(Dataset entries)
# # #
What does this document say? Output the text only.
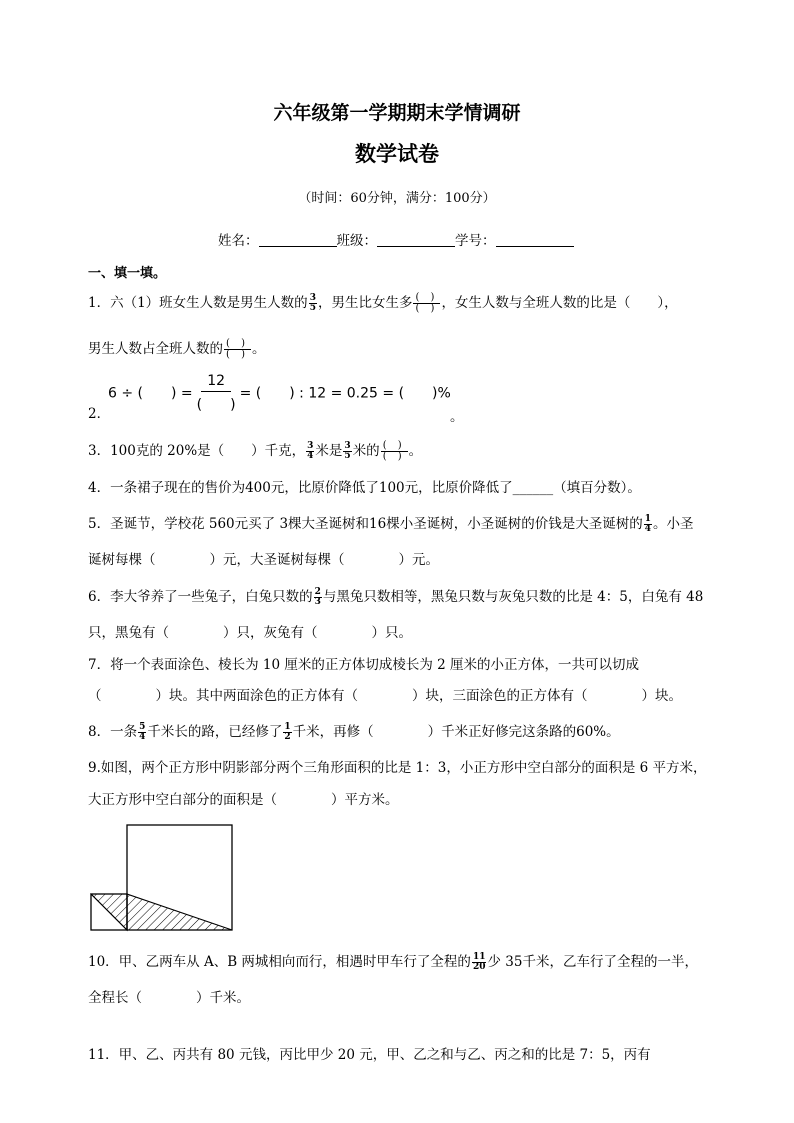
六年级第一学期期末学情调研
数学试卷
（时间：60分钟，满分：100分）
姓名：	班级：	学号：
一、填一填。
1．六（1）班女生人数是男生人数的 $\frac{3}{5}$ ，男生比女生多 $\frac{( )}{( )}$ ，女生人数与全班人数的比是（　　），
男生人数占全班人数的 $\frac{( )}{( )}$ 。
2．
6 ÷ (　　) =
12
(　　)
= (　　) : 12 = 0.25 = (　　)%
。
3．100克的 20%是（　　）千克， $\frac{3}{4}$ 米是 $\frac{3}{5}$ 米的 $\frac{( )}{( )}$ 。
4．一条裙子现在的售价为400元，比原价降低了100元，比原价降低了______（填百分数）。
5．圣诞节，学校花 560元买了 3棵大圣诞树和16棵小圣诞树，小圣诞树的价钱是大圣诞树的 $\frac{1}{4}$ 。小圣
诞树每棵（　　　　）元，大圣诞树每棵（　　　　）元。
6．李大爷养了一些兔子，白兔只数的 $\frac{2}{3}$ 与黑兔只数相等，黑兔只数与灰兔只数的比是 4：5，白兔有 48
只，黑兔有（　　　　）只，灰兔有（　　　　）只。
7．将一个表面涂色、棱长为 10 厘米的正方体切成棱长为 2 厘米的小正方体，一共可以切成
（　　　　）块。其中两面涂色的正方体有（　　　　）块，三面涂色的正方体有（　　　　）块。
8．一条 $\frac{5}{4}$ 千米长的路，已经修了 $\frac{1}{2}$ 千米，再修（　　　　）千米正好修完这条路的60%。
9.如图，两个正方形中阴影部分两个三角形面积的比是 1：3，小正方形中空白部分的面积是 6 平方米，
大正方形中空白部分的面积是（　　　　）平方米。
10．甲、乙两车从 A、B 两城相向而行，相遇时甲车行了全程的 $\frac{11}{20}$ 少 35千米，乙车行了全程的一半，
全程长（　　　　）千米。
11．甲、乙、丙共有 80 元钱，丙比甲少 20 元，甲、乙之和与乙、丙之和的比是 7：5，丙有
# # #
== PROMPT ==
Exclude the pictures. Write out the remaining data exactly.

== SOLUTION TO THIS PROBLEM ==
What does this document say? Output the text only.
六年级第一学期期末学情调研
数学试卷
（时间：60分钟，满分：100分）
姓名：	班级：	学号：
一、填一填。
1．六（1）班女生人数是男生人数的 $\frac{3}{5}$ ，男生比女生多 $\frac{( )}{( )}$ ，女生人数与全班人数的比是（　　），
男生人数占全班人数的 $\frac{( )}{( )}$ 。
2．
6 ÷ (　　) =
12
(　　)
= (　　) : 12 = 0.25 = (　　)%
。
3．100克的 20%是（　　）千克， $\frac{3}{4}$ 米是 $\frac{3}{5}$ 米的 $\frac{( )}{( )}$ 。
4．一条裙子现在的售价为400元，比原价降低了100元，比原价降低了______（填百分数）。
5．圣诞节，学校花 560元买了 3棵大圣诞树和16棵小圣诞树，小圣诞树的价钱是大圣诞树的 $\frac{1}{4}$ 。小圣
诞树每棵（　　　　）元，大圣诞树每棵（　　　　）元。
6．李大爷养了一些兔子，白兔只数的 $\frac{2}{3}$ 与黑兔只数相等，黑兔只数与灰兔只数的比是 4：5，白兔有 48
只，黑兔有（　　　　）只，灰兔有（　　　　）只。
7．将一个表面涂色、棱长为 10 厘米的正方体切成棱长为 2 厘米的小正方体，一共可以切成
（　　　　）块。其中两面涂色的正方体有（　　　　）块，三面涂色的正方体有（　　　　）块。
8．一条 $\frac{5}{4}$ 千米长的路，已经修了 $\frac{1}{2}$ 千米，再修（　　　　）千米正好修完这条路的60%。
9.如图，两个正方形中阴影部分两个三角形面积的比是 1：3，小正方形中空白部分的面积是 6 平方米，
大正方形中空白部分的面积是（　　　　）平方米。
10．甲、乙两车从 A、B 两城相向而行，相遇时甲车行了全程的 $\frac{11}{20}$ 少 35千米，乙车行了全程的一半，
全程长（　　　　）千米。
11．甲、乙、丙共有 80 元钱，丙比甲少 20 元，甲、乙之和与乙、丙之和的比是 7：5，丙有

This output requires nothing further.